▸ **What you should do**
Rewrite each of the rows below, replacing "block diagram" with "schematic diagram" wherever it occurs and leaving everything else unchanged.

▸ **Material for this exercise**
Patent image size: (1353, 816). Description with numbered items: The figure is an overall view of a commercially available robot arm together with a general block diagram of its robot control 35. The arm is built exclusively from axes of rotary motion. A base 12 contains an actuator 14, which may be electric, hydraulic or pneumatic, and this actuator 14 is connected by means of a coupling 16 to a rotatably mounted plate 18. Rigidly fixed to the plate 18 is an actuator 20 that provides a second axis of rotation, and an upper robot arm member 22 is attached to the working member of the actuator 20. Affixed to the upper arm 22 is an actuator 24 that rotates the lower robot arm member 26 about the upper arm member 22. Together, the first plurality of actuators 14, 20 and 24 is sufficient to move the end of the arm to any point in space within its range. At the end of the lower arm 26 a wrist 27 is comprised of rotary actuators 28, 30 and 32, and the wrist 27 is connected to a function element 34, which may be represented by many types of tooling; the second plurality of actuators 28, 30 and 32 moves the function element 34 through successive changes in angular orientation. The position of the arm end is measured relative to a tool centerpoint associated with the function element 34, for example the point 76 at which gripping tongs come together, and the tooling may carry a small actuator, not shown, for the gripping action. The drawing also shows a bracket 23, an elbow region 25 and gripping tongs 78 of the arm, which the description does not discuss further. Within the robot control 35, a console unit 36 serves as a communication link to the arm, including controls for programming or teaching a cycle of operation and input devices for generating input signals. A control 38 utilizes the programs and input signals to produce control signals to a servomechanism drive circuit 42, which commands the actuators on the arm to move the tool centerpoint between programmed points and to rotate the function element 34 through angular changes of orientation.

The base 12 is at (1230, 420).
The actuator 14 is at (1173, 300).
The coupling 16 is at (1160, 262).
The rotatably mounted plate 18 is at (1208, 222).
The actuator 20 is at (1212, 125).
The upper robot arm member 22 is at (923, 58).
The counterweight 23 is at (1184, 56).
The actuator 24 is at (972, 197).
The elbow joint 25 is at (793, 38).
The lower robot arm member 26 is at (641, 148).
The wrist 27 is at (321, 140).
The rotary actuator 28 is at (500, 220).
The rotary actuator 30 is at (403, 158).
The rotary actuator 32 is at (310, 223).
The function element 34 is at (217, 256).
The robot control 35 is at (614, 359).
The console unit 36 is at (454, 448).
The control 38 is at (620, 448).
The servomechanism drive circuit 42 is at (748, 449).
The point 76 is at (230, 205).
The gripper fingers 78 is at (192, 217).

▸ **Exercise solution**
Patent image size: (1353, 816). Description with numbered items: The figure is an overall view of a commercially available robot arm together with a general schematic diagram of its robot control 35. The arm is built exclusively from axes of rotary motion. A base 12 contains an actuator 14, which may be electric, hydraulic or pneumatic, and this actuator 14 is connected by means of a coupling 16 to a rotatably mounted plate 18. Rigidly fixed to the plate 18 is an actuator 20 that provides a second axis of rotation, and an upper robot arm member 22 is attached to the working member of the actuator 20. Affixed to the upper arm 22 is an actuator 24 that rotates the lower robot arm member 26 about the upper arm member 22. Together, the first plurality of actuators 14, 20 and 24 is sufficient to move the end of the arm to any point in space within its range. At the end of the lower arm 26 a wrist 27 is comprised of rotary actuators 28, 30 and 32, and the wrist 27 is connected to a function element 34, which may be represented by many types of tooling; the second plurality of actuators 28, 30 and 32 moves the function element 34 through successive changes in angular orientation. The position of the arm end is measured relative to a tool centerpoint associated with the function element 34, for example the point 76 at which gripping tongs come together, and the tooling may carry a small actuator, not shown, for the gripping action. The drawing also shows a bracket 23, an elbow region 25 and gripping tongs 78 of the arm, which the description does not discuss further. Within the robot control 35, a console unit 36 serves as a communication link to the arm, including controls for programming or teaching a cycle of operation and input devices for generating input signals. A control 38 utilizes the programs and input signals to produce control signals to a servomechanism drive circuit 42, which commands the actuators on the arm to move the tool centerpoint between programmed points and to rotate the function element 34 through angular changes of orientation.

The base 12 is at (1230, 420).
The actuator 14 is at (1173, 300).
The coupling 16 is at (1160, 262).
The rotatably mounted plate 18 is at (1208, 222).
The actuator 20 is at (1212, 125).
The upper robot arm member 22 is at (923, 58).
The counterweight 23 is at (1184, 56).
The actuator 24 is at (972, 197).
The elbow joint 25 is at (793, 38).
The lower robot arm member 26 is at (641, 148).
The wrist 27 is at (321, 140).
The rotary actuator 28 is at (500, 220).
The rotary actuator 30 is at (403, 158).
The rotary actuator 32 is at (310, 223).
The function element 34 is at (217, 256).
The robot control 35 is at (614, 359).
The console unit 36 is at (454, 448).
The control 38 is at (620, 448).
The servomechanism drive circuit 42 is at (748, 449).
The point 76 is at (230, 205).
The gripper fingers 78 is at (192, 217).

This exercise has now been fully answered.